**Recorded information**

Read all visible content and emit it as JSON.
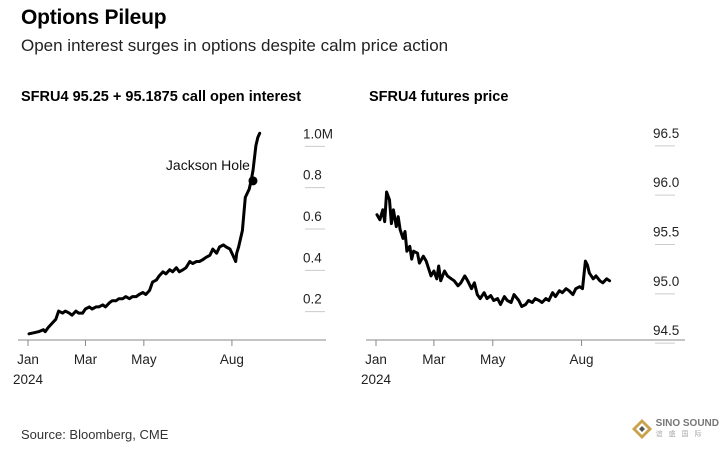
{
  "header": {
    "title": "Options Pileup",
    "subtitle": "Open interest surges in options despite calm price action"
  },
  "source": "Source: Bloomberg, CME",
  "logo": {
    "name": "SINO SOUND",
    "sub": "谊 盛 国 际"
  },
  "colors": {
    "line": "#000000",
    "axis": "#888888",
    "grid": "#cccccc",
    "text": "#222222"
  },
  "chart_data": [
    {
      "type": "line",
      "title": "SFRU4 95.25 + 95.1875 call open interest",
      "y_axis_side": "right",
      "ylim": [
        0.0,
        1.05
      ],
      "yticks": [
        0.2,
        0.4,
        0.6,
        0.8,
        1.0
      ],
      "ytick_labels": [
        "0.2",
        "0.4",
        "0.6",
        "0.8",
        "1.0M"
      ],
      "xlim": [
        "2024-01-01",
        "2024-09-15"
      ],
      "xticks": [
        "2024-01-01",
        "2024-03-01",
        "2024-05-01",
        "2024-08-01"
      ],
      "xtick_labels": [
        "Jan",
        "Mar",
        "May",
        "Aug"
      ],
      "xtick_sublabels": [
        "2024",
        "",
        "",
        ""
      ],
      "annotation": {
        "text": "Jackson Hole",
        "x": "2024-08-23",
        "y": 0.77
      },
      "series": [
        {
          "x": [
            "2024-01-02",
            "2024-01-07",
            "2024-01-12",
            "2024-01-17",
            "2024-01-19",
            "2024-01-22",
            "2024-01-26",
            "2024-01-30",
            "2024-02-02",
            "2024-02-06",
            "2024-02-09",
            "2024-02-13",
            "2024-02-16",
            "2024-02-20",
            "2024-02-23",
            "2024-02-27",
            "2024-03-01",
            "2024-03-05",
            "2024-03-08",
            "2024-03-12",
            "2024-03-15",
            "2024-03-19",
            "2024-03-22",
            "2024-03-26",
            "2024-03-29",
            "2024-04-02",
            "2024-04-05",
            "2024-04-09",
            "2024-04-12",
            "2024-04-16",
            "2024-04-19",
            "2024-04-23",
            "2024-04-26",
            "2024-04-30",
            "2024-05-03",
            "2024-05-07",
            "2024-05-10",
            "2024-05-14",
            "2024-05-17",
            "2024-05-21",
            "2024-05-24",
            "2024-05-28",
            "2024-05-31",
            "2024-06-04",
            "2024-06-07",
            "2024-06-11",
            "2024-06-14",
            "2024-06-18",
            "2024-06-21",
            "2024-06-25",
            "2024-06-28",
            "2024-07-02",
            "2024-07-05",
            "2024-07-09",
            "2024-07-12",
            "2024-07-16",
            "2024-07-19",
            "2024-07-23",
            "2024-07-26",
            "2024-07-30",
            "2024-08-02",
            "2024-08-05",
            "2024-08-06",
            "2024-08-08",
            "2024-08-12",
            "2024-08-15",
            "2024-08-19",
            "2024-08-21",
            "2024-08-23",
            "2024-08-26",
            "2024-08-28",
            "2024-08-30"
          ],
          "y": [
            0.03,
            0.035,
            0.04,
            0.05,
            0.04,
            0.06,
            0.08,
            0.1,
            0.14,
            0.13,
            0.14,
            0.13,
            0.12,
            0.14,
            0.13,
            0.13,
            0.15,
            0.16,
            0.15,
            0.16,
            0.16,
            0.17,
            0.16,
            0.18,
            0.19,
            0.19,
            0.2,
            0.2,
            0.21,
            0.2,
            0.21,
            0.21,
            0.22,
            0.23,
            0.22,
            0.24,
            0.28,
            0.29,
            0.31,
            0.33,
            0.32,
            0.34,
            0.33,
            0.35,
            0.33,
            0.34,
            0.35,
            0.38,
            0.37,
            0.38,
            0.38,
            0.39,
            0.4,
            0.41,
            0.44,
            0.42,
            0.45,
            0.46,
            0.45,
            0.44,
            0.41,
            0.38,
            0.42,
            0.45,
            0.53,
            0.69,
            0.73,
            0.77,
            0.82,
            0.94,
            0.98,
            1.0
          ]
        }
      ]
    },
    {
      "type": "line",
      "title": "SFRU4 futures price",
      "y_axis_side": "right",
      "ylim": [
        94.4,
        96.6
      ],
      "yticks": [
        94.5,
        95.0,
        95.5,
        96.0,
        96.5
      ],
      "ytick_labels": [
        "94.5",
        "95.0",
        "95.5",
        "96.0",
        "96.5"
      ],
      "xlim": [
        "2024-01-01",
        "2024-09-15"
      ],
      "xticks": [
        "2024-01-01",
        "2024-03-01",
        "2024-05-01",
        "2024-08-01"
      ],
      "xtick_labels": [
        "Jan",
        "Mar",
        "May",
        "Aug"
      ],
      "xtick_sublabels": [
        "2024",
        "",
        "",
        ""
      ],
      "series": [
        {
          "x": [
            "2024-01-02",
            "2024-01-05",
            "2024-01-08",
            "2024-01-10",
            "2024-01-12",
            "2024-01-15",
            "2024-01-17",
            "2024-01-19",
            "2024-01-22",
            "2024-01-24",
            "2024-01-26",
            "2024-01-29",
            "2024-01-31",
            "2024-02-02",
            "2024-02-05",
            "2024-02-07",
            "2024-02-09",
            "2024-02-13",
            "2024-02-15",
            "2024-02-19",
            "2024-02-22",
            "2024-02-27",
            "2024-03-01",
            "2024-03-04",
            "2024-03-06",
            "2024-03-08",
            "2024-03-12",
            "2024-03-15",
            "2024-03-19",
            "2024-03-22",
            "2024-03-26",
            "2024-03-29",
            "2024-04-02",
            "2024-04-05",
            "2024-04-09",
            "2024-04-12",
            "2024-04-15",
            "2024-04-18",
            "2024-04-22",
            "2024-04-25",
            "2024-04-29",
            "2024-05-02",
            "2024-05-06",
            "2024-05-09",
            "2024-05-13",
            "2024-05-16",
            "2024-05-20",
            "2024-05-23",
            "2024-05-28",
            "2024-05-31",
            "2024-06-04",
            "2024-06-07",
            "2024-06-11",
            "2024-06-14",
            "2024-06-18",
            "2024-06-21",
            "2024-06-25",
            "2024-06-28",
            "2024-07-02",
            "2024-07-05",
            "2024-07-09",
            "2024-07-12",
            "2024-07-16",
            "2024-07-19",
            "2024-07-23",
            "2024-07-26",
            "2024-07-30",
            "2024-08-02",
            "2024-08-05",
            "2024-08-07",
            "2024-08-09",
            "2024-08-13",
            "2024-08-16",
            "2024-08-20",
            "2024-08-23",
            "2024-08-27",
            "2024-08-30"
          ],
          "y": [
            95.67,
            95.62,
            95.72,
            95.6,
            95.9,
            95.82,
            95.58,
            95.72,
            95.55,
            95.65,
            95.52,
            95.43,
            95.5,
            95.3,
            95.35,
            95.22,
            95.3,
            95.28,
            95.18,
            95.25,
            95.2,
            95.05,
            95.1,
            95.02,
            95.15,
            95.0,
            95.1,
            95.05,
            95.02,
            95.0,
            94.95,
            94.98,
            95.05,
            95.0,
            94.92,
            94.98,
            94.86,
            94.82,
            94.88,
            94.82,
            94.85,
            94.8,
            94.82,
            94.76,
            94.84,
            94.8,
            94.78,
            94.86,
            94.8,
            94.74,
            94.76,
            94.8,
            94.78,
            94.82,
            94.8,
            94.78,
            94.82,
            94.8,
            94.88,
            94.84,
            94.9,
            94.88,
            94.92,
            94.9,
            94.86,
            94.92,
            94.94,
            94.92,
            95.2,
            95.16,
            95.08,
            95.02,
            95.05,
            95.0,
            94.98,
            95.02,
            95.0
          ]
        }
      ]
    }
  ]
}
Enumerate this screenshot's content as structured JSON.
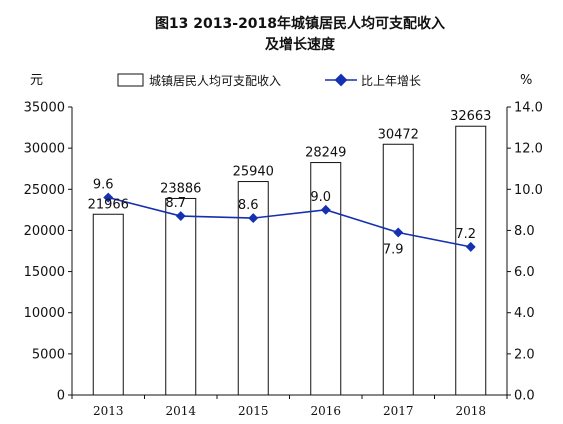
{
  "chart_data": {
    "type": "bar",
    "title_line1": "图13  2013-2018年城镇居民人均可支配收入",
    "title_line2": "及增长速度",
    "categories": [
      "2013",
      "2014",
      "2015",
      "2016",
      "2017",
      "2018"
    ],
    "series": [
      {
        "name": "城镇居民人均可支配收入",
        "type": "bar",
        "axis": "left",
        "values": [
          21966,
          23886,
          25940,
          28249,
          30472,
          32663
        ],
        "labels": [
          "21966",
          "23886",
          "25940",
          "28249",
          "30472",
          "32663"
        ]
      },
      {
        "name": "比上年增长",
        "type": "line",
        "axis": "right",
        "values": [
          9.6,
          8.7,
          8.6,
          9.0,
          7.9,
          7.2
        ],
        "labels": [
          "9.6",
          "8.7",
          "8.6",
          "9.0",
          "7.9",
          "7.2"
        ],
        "color": "#1530b0"
      }
    ],
    "y_left": {
      "unit": "元",
      "ylim": [
        0,
        35000
      ],
      "ticks": [
        "0",
        "5000",
        "10000",
        "15000",
        "20000",
        "25000",
        "30000",
        "35000"
      ]
    },
    "y_right": {
      "unit": "%",
      "ylim": [
        0,
        14
      ],
      "ticks": [
        "0.0",
        "2.0",
        "4.0",
        "6.0",
        "8.0",
        "10.0",
        "12.0",
        "14.0"
      ]
    },
    "legend_position": "top",
    "grid": false
  }
}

**Aim**
Pull out all lines from the listing that contain the string "content".

**Output**
Read all visible content and emit it as JSON.
Enumerate this screenshot's content as structured JSON.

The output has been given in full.